DIRECTIONS FOR THIS TASK: Retype each of the items below word for word.
* Start *
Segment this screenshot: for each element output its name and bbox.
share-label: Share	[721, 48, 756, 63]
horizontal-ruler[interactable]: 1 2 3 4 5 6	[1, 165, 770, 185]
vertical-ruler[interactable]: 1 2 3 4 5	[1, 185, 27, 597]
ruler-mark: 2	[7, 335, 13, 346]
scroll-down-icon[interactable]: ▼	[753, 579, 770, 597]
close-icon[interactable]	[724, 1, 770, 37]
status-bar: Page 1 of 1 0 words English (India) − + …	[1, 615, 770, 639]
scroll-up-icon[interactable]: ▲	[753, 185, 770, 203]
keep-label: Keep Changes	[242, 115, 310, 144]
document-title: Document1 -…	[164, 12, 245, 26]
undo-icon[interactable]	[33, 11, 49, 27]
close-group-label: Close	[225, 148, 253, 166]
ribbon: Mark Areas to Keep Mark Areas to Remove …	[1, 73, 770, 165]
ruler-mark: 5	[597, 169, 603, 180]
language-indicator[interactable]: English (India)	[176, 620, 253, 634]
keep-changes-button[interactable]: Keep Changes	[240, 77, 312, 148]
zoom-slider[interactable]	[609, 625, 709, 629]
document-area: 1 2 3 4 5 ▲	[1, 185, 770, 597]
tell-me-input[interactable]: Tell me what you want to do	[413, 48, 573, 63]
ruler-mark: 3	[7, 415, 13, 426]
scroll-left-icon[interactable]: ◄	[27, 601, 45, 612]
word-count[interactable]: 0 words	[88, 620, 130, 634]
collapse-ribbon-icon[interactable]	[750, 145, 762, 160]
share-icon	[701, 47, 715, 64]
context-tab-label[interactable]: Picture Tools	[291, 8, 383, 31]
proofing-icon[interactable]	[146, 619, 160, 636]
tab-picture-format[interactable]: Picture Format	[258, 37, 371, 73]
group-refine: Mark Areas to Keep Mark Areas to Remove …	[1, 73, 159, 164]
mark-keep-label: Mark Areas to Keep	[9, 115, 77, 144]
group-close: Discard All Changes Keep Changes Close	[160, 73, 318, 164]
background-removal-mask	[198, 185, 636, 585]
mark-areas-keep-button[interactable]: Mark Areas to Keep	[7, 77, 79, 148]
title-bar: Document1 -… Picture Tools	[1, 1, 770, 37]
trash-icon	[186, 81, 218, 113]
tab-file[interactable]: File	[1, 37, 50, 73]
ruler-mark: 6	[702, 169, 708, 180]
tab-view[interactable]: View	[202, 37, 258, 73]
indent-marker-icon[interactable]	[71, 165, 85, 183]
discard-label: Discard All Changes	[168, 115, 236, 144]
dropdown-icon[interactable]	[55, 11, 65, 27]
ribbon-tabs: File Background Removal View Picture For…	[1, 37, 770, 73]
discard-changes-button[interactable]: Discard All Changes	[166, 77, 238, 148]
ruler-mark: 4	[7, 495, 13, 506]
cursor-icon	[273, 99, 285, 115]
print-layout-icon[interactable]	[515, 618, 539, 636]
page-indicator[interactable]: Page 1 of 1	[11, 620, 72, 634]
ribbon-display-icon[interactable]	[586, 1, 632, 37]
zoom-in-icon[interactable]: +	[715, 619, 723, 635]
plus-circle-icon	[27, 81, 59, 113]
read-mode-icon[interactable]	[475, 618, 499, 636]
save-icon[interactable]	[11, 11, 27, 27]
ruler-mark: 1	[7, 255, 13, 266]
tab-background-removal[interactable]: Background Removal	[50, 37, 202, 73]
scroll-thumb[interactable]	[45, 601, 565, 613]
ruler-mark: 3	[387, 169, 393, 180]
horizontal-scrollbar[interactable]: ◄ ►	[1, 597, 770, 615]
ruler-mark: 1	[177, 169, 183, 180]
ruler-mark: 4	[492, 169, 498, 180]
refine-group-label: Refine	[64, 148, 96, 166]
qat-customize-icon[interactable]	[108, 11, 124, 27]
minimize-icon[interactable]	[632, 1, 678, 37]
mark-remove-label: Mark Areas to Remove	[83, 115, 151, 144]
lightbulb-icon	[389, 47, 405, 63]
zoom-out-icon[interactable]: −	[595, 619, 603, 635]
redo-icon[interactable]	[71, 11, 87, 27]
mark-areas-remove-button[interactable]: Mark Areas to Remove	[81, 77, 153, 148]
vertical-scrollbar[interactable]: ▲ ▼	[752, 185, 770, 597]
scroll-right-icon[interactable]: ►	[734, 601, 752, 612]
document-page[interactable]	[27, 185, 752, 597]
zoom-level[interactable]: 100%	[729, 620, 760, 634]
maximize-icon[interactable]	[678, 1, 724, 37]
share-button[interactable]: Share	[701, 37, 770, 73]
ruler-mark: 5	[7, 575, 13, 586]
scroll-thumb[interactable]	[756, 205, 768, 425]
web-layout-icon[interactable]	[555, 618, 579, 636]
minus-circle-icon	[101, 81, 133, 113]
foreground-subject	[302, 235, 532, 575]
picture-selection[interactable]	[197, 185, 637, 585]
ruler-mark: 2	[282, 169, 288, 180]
* End *
COMPLETED EXERCISE:
Segment this screenshot: for each element output its name and bbox.
share-label: Share	[721, 48, 756, 63]
horizontal-ruler[interactable]: 1 2 3 4 5 6	[1, 165, 770, 185]
vertical-ruler[interactable]: 1 2 3 4 5	[1, 185, 27, 597]
ruler-mark: 2	[7, 335, 13, 346]
scroll-down-icon[interactable]: ▼	[753, 579, 770, 597]
close-icon[interactable]	[724, 1, 770, 37]
status-bar: Page 1 of 1 0 words English (India) − + …	[1, 615, 770, 639]
scroll-up-icon[interactable]: ▲	[753, 185, 770, 203]
keep-label: Keep Changes	[242, 115, 310, 144]
document-title: Document1 -…	[164, 12, 245, 26]
undo-icon[interactable]	[33, 11, 49, 27]
close-group-label: Close	[225, 148, 253, 166]
ribbon: Mark Areas to Keep Mark Areas to Remove …	[1, 73, 770, 165]
ruler-mark: 5	[597, 169, 603, 180]
language-indicator[interactable]: English (India)	[176, 620, 253, 634]
keep-changes-button[interactable]: Keep Changes	[240, 77, 312, 148]
zoom-slider[interactable]	[609, 625, 709, 629]
document-area: 1 2 3 4 5 ▲	[1, 185, 770, 597]
tell-me-input[interactable]: Tell me what you want to do	[413, 48, 573, 63]
ruler-mark: 3	[7, 415, 13, 426]
scroll-left-icon[interactable]: ◄	[27, 601, 45, 612]
word-count[interactable]: 0 words	[88, 620, 130, 634]
collapse-ribbon-icon[interactable]	[750, 145, 762, 160]
share-icon	[701, 47, 715, 64]
context-tab-label[interactable]: Picture Tools	[291, 8, 383, 31]
proofing-icon[interactable]	[146, 619, 160, 636]
tab-picture-format[interactable]: Picture Format	[258, 37, 371, 73]
group-refine: Mark Areas to Keep Mark Areas to Remove …	[1, 73, 159, 164]
mark-keep-label: Mark Areas to Keep	[9, 115, 77, 144]
group-close: Discard All Changes Keep Changes Close	[160, 73, 318, 164]
background-removal-mask	[198, 185, 636, 585]
mark-areas-keep-button[interactable]: Mark Areas to Keep	[7, 77, 79, 148]
title-bar: Document1 -… Picture Tools	[1, 1, 770, 37]
trash-icon	[186, 81, 218, 113]
tab-file[interactable]: File	[1, 37, 50, 73]
ruler-mark: 6	[702, 169, 708, 180]
tab-view[interactable]: View	[202, 37, 258, 73]
indent-marker-icon[interactable]	[71, 165, 85, 183]
discard-label: Discard All Changes	[168, 115, 236, 144]
dropdown-icon[interactable]	[55, 11, 65, 27]
ribbon-tabs: File Background Removal View Picture For…	[1, 37, 770, 73]
discard-changes-button[interactable]: Discard All Changes	[166, 77, 238, 148]
ruler-mark: 4	[7, 495, 13, 506]
cursor-icon	[273, 99, 285, 115]
print-layout-icon[interactable]	[515, 618, 539, 636]
page-indicator[interactable]: Page 1 of 1	[11, 620, 72, 634]
ribbon-display-icon[interactable]	[586, 1, 632, 37]
zoom-in-icon[interactable]: +	[715, 619, 723, 635]
plus-circle-icon	[27, 81, 59, 113]
read-mode-icon[interactable]	[475, 618, 499, 636]
save-icon[interactable]	[11, 11, 27, 27]
ruler-mark: 1	[7, 255, 13, 266]
tab-background-removal[interactable]: Background Removal	[50, 37, 202, 73]
scroll-thumb[interactable]	[45, 601, 565, 613]
ruler-mark: 3	[387, 169, 393, 180]
horizontal-scrollbar[interactable]: ◄ ►	[1, 597, 770, 615]
ruler-mark: 1	[177, 169, 183, 180]
ruler-mark: 4	[492, 169, 498, 180]
refine-group-label: Refine	[64, 148, 96, 166]
qat-customize-icon[interactable]	[108, 11, 124, 27]
minimize-icon[interactable]	[632, 1, 678, 37]
mark-remove-label: Mark Areas to Remove	[83, 115, 151, 144]
lightbulb-icon	[389, 47, 405, 63]
zoom-out-icon[interactable]: −	[595, 619, 603, 635]
redo-icon[interactable]	[71, 11, 87, 27]
mark-areas-remove-button[interactable]: Mark Areas to Remove	[81, 77, 153, 148]
vertical-scrollbar[interactable]: ▲ ▼	[752, 185, 770, 597]
scroll-right-icon[interactable]: ►	[734, 601, 752, 612]
document-page[interactable]	[27, 185, 752, 597]
zoom-level[interactable]: 100%	[729, 620, 760, 634]
maximize-icon[interactable]	[678, 1, 724, 37]
share-button[interactable]: Share	[701, 37, 770, 73]
ruler-mark: 5	[7, 575, 13, 586]
scroll-thumb[interactable]	[756, 205, 768, 425]
web-layout-icon[interactable]	[555, 618, 579, 636]
minus-circle-icon	[101, 81, 133, 113]
foreground-subject	[302, 235, 532, 575]
picture-selection[interactable]	[197, 185, 637, 585]
ruler-mark: 2	[282, 169, 288, 180]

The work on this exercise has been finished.